begin
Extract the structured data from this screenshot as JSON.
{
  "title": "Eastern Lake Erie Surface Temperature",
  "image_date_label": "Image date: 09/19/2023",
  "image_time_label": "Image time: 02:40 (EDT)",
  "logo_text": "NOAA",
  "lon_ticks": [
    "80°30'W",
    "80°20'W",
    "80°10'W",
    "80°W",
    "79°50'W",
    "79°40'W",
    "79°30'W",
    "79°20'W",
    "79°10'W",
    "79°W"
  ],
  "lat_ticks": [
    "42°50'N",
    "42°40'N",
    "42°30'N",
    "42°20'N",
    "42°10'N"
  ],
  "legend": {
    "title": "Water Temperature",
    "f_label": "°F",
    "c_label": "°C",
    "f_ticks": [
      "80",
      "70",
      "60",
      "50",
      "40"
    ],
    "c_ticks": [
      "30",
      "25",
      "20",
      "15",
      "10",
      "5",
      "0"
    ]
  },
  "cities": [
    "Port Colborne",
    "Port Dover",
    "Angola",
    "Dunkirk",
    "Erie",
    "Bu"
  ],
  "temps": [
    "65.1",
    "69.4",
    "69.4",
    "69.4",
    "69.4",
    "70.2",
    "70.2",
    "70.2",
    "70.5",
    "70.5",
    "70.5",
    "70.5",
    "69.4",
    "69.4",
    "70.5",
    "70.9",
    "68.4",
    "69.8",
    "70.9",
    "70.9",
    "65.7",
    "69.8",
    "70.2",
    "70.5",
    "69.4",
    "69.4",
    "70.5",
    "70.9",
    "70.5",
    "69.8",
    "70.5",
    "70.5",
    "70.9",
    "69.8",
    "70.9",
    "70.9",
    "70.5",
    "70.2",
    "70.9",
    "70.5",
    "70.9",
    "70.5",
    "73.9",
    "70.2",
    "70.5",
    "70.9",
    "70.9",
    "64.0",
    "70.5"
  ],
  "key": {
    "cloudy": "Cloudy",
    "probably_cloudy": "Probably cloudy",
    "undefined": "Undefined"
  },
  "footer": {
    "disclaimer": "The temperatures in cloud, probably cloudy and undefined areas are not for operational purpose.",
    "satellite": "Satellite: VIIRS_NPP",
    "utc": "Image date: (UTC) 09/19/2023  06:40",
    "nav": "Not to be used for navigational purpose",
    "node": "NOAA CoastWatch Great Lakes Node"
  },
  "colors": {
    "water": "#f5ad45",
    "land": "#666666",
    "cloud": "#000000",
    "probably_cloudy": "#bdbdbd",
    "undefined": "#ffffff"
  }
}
end
- [Set problem] Find every line above that contains the word "date", and return each one.

- [Full answer]
  "image_date_label": "Image date: 09/19/2023",
    "utc": "Image date: (UTC) 09/19/2023  06:40",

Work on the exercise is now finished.